**WORK INSTRUCTIONS:** Report every line from the material that contains the word "Andrade".

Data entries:
------------------------

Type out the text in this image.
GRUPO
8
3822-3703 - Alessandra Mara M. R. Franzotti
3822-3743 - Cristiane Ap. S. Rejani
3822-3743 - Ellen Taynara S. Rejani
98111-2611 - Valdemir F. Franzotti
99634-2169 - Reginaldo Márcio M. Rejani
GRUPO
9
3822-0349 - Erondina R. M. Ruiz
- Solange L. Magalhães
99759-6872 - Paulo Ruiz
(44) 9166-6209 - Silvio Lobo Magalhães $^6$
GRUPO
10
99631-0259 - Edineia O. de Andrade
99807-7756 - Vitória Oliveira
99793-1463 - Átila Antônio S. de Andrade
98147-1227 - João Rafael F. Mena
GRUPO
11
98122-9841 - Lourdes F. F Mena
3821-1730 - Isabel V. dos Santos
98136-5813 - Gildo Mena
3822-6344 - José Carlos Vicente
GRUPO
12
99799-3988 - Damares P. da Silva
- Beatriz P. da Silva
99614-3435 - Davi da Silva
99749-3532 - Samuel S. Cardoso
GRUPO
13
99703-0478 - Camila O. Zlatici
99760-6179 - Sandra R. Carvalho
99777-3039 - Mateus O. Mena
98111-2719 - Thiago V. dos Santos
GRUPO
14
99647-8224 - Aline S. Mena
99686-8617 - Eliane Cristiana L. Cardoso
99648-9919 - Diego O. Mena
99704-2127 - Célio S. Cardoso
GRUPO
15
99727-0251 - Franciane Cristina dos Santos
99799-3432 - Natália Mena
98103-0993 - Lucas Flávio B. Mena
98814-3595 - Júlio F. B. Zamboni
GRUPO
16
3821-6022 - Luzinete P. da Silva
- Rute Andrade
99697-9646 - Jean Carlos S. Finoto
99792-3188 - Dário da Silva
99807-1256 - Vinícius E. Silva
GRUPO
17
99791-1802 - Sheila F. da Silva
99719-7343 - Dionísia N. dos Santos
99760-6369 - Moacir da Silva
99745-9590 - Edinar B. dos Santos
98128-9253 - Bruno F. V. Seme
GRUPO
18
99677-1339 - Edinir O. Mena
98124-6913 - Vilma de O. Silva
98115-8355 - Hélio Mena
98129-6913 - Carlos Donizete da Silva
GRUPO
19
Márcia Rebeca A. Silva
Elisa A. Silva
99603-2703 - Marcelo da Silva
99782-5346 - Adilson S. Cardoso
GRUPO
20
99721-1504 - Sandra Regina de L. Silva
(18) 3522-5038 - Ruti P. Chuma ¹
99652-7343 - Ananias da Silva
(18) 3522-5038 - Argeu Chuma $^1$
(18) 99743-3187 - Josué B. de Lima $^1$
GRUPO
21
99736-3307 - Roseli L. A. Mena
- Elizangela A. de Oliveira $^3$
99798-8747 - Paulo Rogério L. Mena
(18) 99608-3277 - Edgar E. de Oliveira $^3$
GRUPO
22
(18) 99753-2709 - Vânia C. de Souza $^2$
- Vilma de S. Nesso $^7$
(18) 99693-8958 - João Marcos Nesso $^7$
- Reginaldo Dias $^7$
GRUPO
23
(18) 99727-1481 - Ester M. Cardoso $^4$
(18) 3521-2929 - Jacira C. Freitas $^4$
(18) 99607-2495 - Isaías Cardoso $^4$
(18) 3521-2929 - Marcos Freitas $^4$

------------------------

**OUTPUT BELOW:**
99631-0259 - Edineia O. de Andrade
99793-1463 - Átila Antônio S. de Andrade
- Rute Andrade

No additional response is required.